*** Page excerpt Section Begins ***
Heterogeneity of lysosomes in human fibroblasts.

Lysosomes are defined traditionally with the marker enzyme acid phosphatase. We showed recently that lysosomes from human fibroblasts can be separated into a light and dense fraction as well as prelysosomal population. We now provide evidence that although acid phosphatase is enriched in all three fractions, the marker enzyme in the prelysosomal compartment is qualitatively distinct from that of the lysosomes. Ultrastructural analysis showed that the acid phosphatase in the prelysosomal vesicles deposited an extremely electron-dense reaction product, entirely obliterating the lumen of the vesicle, in contrast to that of the light and dense lysosomes which deposited a fine and diffuse product scattered throughout the luminal space. Biochemical analysis showed that only 51% of the acid phosphatase in the prelysosomes was inhibited by tartrate, while 80% of that in the lysosomes was tartrate-inhibitable. Immunoprecipitation with antibodies specific for various isozymes of acid phosphatase showed that 39% of the acid phosphatase in the prelysosomes was of the 'lysosomal' type whereas over 50% of the acid phosphatase in the lysosomes was of this type. These results showed that acid phosphatase in the prelysosomes of human cultured fibroblasts can be distinguished from that of the lysosomes cytochemically, biochemically, and immunologically and that lysosomes, as marked by acid phosphatase, are a heterogeneous organelle.
*** Page excerpt Section Ends ***
*** Data extract Section Begins ***
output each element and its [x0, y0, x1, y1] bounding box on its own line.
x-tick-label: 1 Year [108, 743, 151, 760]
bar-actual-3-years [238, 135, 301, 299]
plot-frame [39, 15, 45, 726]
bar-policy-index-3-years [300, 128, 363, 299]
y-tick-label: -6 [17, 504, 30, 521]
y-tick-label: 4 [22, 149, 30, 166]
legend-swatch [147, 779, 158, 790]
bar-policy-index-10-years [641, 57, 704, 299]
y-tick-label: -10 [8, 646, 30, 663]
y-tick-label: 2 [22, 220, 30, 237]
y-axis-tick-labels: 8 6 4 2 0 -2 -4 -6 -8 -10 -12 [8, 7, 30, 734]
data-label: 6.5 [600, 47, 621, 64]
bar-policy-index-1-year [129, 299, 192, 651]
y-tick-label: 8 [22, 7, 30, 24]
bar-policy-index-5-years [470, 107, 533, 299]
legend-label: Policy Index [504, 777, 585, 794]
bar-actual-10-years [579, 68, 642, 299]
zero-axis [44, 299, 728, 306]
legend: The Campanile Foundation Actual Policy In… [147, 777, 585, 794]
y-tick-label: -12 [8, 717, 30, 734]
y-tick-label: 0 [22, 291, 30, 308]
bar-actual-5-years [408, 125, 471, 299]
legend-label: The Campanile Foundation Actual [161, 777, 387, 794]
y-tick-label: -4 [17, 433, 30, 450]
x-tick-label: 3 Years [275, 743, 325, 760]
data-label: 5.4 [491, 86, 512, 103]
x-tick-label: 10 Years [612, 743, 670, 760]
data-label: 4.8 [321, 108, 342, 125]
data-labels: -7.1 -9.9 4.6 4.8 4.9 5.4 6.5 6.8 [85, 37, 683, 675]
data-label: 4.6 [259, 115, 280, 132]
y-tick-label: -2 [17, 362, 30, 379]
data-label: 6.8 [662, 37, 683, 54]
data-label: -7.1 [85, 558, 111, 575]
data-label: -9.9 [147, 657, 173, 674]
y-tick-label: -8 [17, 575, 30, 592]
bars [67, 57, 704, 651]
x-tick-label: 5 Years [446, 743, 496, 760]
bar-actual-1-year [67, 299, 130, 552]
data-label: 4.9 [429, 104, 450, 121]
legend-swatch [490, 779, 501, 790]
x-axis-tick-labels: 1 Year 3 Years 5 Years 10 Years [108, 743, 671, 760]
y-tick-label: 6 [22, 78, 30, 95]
*** Data extract Section Ends ***
## Your objective
According to the lysosome abstract, what percentage of the acid phosphatase in the prelysosomes was inhibited by tartrate? Nothing in the listing is needed.

## Solution for this task
51%